Exercise instructions:
The exercise asks for every line of the data to be reproduced exactly.

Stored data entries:
= = = = = = =

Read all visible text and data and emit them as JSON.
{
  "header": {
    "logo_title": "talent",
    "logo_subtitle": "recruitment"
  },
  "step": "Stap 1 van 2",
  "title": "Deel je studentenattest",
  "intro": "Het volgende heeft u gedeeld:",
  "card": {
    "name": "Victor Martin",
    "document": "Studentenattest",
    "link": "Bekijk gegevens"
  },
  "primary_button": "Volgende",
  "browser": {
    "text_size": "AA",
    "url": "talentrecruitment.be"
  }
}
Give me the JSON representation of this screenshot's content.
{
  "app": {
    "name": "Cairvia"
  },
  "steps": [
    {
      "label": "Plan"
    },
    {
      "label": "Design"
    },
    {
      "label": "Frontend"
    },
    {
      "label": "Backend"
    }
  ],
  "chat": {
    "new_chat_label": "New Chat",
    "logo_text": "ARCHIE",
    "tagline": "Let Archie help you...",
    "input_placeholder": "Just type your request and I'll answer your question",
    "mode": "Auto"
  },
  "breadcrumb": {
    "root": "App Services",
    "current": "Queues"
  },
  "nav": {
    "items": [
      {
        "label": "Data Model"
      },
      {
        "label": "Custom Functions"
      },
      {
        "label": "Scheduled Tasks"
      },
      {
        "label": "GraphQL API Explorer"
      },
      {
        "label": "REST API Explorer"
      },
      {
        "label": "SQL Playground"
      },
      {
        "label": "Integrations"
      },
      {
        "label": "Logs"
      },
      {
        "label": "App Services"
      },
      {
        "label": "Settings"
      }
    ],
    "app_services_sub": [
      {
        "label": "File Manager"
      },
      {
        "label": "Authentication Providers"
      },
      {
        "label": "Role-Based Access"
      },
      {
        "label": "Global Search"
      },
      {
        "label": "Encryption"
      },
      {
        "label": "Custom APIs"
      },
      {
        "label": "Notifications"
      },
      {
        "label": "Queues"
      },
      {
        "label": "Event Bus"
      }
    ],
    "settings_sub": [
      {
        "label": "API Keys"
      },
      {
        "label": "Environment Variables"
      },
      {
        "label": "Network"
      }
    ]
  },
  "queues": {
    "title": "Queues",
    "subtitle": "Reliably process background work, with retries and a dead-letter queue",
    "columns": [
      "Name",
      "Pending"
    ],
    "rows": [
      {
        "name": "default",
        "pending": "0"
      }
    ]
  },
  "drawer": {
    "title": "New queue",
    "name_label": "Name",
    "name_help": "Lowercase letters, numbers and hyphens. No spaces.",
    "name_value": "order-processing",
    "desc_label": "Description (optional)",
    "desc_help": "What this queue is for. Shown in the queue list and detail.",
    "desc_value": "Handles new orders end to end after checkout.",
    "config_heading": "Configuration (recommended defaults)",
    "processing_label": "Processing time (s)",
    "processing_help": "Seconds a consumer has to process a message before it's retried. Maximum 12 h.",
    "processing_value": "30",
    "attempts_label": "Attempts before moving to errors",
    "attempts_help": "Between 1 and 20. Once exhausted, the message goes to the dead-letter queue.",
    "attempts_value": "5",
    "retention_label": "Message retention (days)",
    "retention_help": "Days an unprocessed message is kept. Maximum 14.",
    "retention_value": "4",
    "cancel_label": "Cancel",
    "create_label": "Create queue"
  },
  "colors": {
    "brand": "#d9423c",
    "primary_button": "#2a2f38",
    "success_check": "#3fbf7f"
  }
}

= = = = = = =

Exercise result:
Read all visible text and data and emit them as JSON.
{
  "header": {
    "logo_title": "talent",
    "logo_subtitle": "recruitment"
  },
  "step": "Stap 1 van 2",
  "title": "Deel je studentenattest",
  "intro": "Het volgende heeft u gedeeld:",
  "card": {
    "name": "Victor Martin",
    "document": "Studentenattest",
    "link": "Bekijk gegevens"
  },
  "primary_button": "Volgende",
  "browser": {
    "text_size": "AA",
    "url": "talentrecruitment.be"
  }
}
Give me the JSON representation of this screenshot's content.
{
  "app": {
    "name": "Cairvia"
  },
  "steps": [
    {
      "label": "Plan"
    },
    {
      "label": "Design"
    },
    {
      "label": "Frontend"
    },
    {
      "label": "Backend"
    }
  ],
  "chat": {
    "new_chat_label": "New Chat",
    "logo_text": "ARCHIE",
    "tagline": "Let Archie help you...",
    "input_placeholder": "Just type your request and I'll answer your question",
    "mode": "Auto"
  },
  "breadcrumb": {
    "root": "App Services",
    "current": "Queues"
  },
  "nav": {
    "items": [
      {
        "label": "Data Model"
      },
      {
        "label": "Custom Functions"
      },
      {
        "label": "Scheduled Tasks"
      },
      {
        "label": "GraphQL API Explorer"
      },
      {
        "label": "REST API Explorer"
      },
      {
        "label": "SQL Playground"
      },
      {
        "label": "Integrations"
      },
      {
        "label": "Logs"
      },
      {
        "label": "App Services"
      },
      {
        "label": "Settings"
      }
    ],
    "app_services_sub": [
      {
        "label": "File Manager"
      },
      {
        "label": "Authentication Providers"
      },
      {
        "label": "Role-Based Access"
      },
      {
        "label": "Global Search"
      },
      {
        "label": "Encryption"
      },
      {
        "label": "Custom APIs"
      },
      {
        "label": "Notifications"
      },
      {
        "label": "Queues"
      },
      {
        "label": "Event Bus"
      }
    ],
    "settings_sub": [
      {
        "label": "API Keys"
      },
      {
        "label": "Environment Variables"
      },
      {
        "label": "Network"
      }
    ]
  },
  "queues": {
    "title": "Queues",
    "subtitle": "Reliably process background work, with retries and a dead-letter queue",
    "columns": [
      "Name",
      "Pending"
    ],
    "rows": [
      {
        "name": "default",
        "pending": "0"
      }
    ]
  },
  "drawer": {
    "title": "New queue",
    "name_label": "Name",
    "name_help": "Lowercase letters, numbers and hyphens. No spaces.",
    "name_value": "order-processing",
    "desc_label": "Description (optional)",
    "desc_help": "What this queue is for. Shown in the queue list and detail.",
    "desc_value": "Handles new orders end to end after checkout.",
    "config_heading": "Configuration (recommended defaults)",
    "processing_label": "Processing time (s)",
    "processing_help": "Seconds a consumer has to process a message before it's retried. Maximum 12 h.",
    "processing_value": "30",
    "attempts_label": "Attempts before moving to errors",
    "attempts_help": "Between 1 and 20. Once exhausted, the message goes to the dead-letter queue.",
    "attempts_value": "5",
    "retention_label": "Message retention (days)",
    "retention_help": "Days an unprocessed message is kept. Maximum 14.",
    "retention_value": "4",
    "cancel_label": "Cancel",
    "create_label": "Create queue"
  },
  "colors": {
    "brand": "#d9423c",
    "primary_button": "#2a2f38",
    "success_check": "#3fbf7f"
  }
}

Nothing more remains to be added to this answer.